[Dataset items]

____

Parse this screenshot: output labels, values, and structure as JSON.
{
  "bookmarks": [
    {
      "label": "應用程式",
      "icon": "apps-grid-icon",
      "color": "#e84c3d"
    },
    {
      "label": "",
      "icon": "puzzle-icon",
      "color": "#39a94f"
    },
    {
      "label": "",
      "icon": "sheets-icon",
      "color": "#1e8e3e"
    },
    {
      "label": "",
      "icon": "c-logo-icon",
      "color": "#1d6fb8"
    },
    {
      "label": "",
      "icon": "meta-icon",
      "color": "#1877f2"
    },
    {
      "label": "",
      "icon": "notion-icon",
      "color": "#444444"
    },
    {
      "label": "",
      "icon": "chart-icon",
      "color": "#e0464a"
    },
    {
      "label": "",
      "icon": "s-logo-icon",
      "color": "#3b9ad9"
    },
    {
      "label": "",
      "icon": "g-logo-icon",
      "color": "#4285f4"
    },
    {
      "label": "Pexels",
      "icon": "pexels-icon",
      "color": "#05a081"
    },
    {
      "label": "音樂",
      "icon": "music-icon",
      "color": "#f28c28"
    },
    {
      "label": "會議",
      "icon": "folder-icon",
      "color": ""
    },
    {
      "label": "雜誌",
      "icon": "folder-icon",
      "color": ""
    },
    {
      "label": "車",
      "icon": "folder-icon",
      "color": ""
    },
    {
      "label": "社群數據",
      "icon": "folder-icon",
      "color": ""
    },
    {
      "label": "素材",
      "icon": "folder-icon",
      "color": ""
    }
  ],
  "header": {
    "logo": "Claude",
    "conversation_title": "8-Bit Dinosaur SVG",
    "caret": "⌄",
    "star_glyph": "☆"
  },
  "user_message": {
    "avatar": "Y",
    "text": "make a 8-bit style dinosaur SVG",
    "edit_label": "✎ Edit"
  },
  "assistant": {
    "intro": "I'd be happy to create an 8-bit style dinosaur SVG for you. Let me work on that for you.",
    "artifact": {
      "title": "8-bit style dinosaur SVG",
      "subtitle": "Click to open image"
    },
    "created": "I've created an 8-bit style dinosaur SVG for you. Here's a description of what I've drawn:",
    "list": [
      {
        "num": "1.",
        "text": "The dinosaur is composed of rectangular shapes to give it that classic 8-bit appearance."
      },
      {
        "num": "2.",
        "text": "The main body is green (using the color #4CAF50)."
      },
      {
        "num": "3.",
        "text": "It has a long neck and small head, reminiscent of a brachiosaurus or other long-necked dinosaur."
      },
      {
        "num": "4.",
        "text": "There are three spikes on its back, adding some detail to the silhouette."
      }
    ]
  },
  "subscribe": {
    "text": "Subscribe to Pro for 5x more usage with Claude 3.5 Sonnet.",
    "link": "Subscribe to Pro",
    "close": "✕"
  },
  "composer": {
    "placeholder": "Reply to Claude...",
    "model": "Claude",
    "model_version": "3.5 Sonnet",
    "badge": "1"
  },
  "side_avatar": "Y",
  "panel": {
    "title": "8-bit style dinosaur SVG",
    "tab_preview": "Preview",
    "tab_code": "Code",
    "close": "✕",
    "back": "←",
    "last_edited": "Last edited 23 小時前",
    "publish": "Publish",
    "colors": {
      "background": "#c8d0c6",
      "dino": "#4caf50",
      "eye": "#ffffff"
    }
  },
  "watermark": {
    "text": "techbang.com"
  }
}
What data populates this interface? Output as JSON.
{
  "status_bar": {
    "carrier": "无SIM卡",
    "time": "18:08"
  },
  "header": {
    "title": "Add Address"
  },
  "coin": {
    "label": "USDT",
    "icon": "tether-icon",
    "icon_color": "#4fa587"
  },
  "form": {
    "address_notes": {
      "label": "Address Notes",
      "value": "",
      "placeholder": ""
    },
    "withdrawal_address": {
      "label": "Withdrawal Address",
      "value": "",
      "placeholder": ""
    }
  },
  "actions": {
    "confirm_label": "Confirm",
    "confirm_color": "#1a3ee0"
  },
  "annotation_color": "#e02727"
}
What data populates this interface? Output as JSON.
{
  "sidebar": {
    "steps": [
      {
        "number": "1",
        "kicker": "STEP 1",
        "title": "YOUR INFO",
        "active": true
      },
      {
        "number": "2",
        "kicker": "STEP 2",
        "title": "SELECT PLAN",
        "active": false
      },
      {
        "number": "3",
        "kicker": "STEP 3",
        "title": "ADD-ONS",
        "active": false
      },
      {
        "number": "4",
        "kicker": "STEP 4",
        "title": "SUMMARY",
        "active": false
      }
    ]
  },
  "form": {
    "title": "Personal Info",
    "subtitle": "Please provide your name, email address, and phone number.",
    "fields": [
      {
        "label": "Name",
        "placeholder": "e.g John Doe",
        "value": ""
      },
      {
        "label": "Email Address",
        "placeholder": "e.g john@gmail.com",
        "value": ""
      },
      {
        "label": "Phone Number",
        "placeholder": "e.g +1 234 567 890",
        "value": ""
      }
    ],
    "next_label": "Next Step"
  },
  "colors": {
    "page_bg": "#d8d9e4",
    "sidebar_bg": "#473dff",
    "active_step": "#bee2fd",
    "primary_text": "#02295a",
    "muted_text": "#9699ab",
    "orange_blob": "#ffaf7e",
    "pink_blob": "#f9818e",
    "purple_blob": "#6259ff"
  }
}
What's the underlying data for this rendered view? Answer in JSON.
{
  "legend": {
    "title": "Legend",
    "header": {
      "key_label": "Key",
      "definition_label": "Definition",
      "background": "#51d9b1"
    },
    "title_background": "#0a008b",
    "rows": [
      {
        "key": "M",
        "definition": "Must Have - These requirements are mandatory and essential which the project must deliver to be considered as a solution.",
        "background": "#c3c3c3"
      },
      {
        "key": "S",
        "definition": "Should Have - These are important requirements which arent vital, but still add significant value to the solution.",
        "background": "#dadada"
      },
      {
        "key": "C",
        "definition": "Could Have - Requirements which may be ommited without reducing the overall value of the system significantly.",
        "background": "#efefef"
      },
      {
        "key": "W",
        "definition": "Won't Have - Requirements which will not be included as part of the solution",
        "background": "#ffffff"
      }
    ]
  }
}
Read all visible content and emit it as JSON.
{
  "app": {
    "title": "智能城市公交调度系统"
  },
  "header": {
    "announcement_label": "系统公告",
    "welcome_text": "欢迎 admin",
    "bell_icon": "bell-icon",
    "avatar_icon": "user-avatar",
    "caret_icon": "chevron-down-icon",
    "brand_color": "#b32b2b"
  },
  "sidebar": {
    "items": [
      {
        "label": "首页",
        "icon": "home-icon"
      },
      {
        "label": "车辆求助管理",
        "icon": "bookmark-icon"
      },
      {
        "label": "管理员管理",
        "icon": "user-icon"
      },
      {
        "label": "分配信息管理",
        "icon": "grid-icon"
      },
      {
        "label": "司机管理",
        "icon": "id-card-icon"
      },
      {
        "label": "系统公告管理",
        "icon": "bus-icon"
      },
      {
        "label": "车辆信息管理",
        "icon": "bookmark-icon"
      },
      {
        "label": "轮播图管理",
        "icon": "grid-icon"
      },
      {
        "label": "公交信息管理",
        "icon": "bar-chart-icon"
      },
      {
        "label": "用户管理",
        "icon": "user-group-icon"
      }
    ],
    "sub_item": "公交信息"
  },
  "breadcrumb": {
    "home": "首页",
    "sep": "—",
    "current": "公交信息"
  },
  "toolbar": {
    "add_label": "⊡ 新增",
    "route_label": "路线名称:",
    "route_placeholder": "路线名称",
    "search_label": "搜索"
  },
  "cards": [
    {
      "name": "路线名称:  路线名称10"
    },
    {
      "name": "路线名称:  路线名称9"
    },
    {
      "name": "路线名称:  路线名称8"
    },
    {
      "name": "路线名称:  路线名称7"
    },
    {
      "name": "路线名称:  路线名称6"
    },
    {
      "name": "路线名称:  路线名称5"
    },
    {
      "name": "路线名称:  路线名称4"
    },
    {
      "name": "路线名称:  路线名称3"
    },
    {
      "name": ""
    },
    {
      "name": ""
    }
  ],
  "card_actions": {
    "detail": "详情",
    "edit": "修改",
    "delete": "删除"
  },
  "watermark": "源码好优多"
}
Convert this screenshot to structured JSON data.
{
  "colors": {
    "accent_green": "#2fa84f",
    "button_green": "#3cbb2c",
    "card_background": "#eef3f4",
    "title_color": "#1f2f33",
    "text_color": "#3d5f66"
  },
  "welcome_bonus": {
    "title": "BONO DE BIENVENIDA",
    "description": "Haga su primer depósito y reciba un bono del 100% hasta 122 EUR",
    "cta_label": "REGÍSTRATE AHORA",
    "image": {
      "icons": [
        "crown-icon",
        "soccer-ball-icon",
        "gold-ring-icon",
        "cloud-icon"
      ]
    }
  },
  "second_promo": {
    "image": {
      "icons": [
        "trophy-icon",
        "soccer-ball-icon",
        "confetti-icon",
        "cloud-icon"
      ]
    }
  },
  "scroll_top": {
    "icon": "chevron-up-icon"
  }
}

____

EXERCISE INSTRUCTIONS — Find every line with "These" in the listing and state how many there are, nothing else.

WRITTEN SOLUTION — 2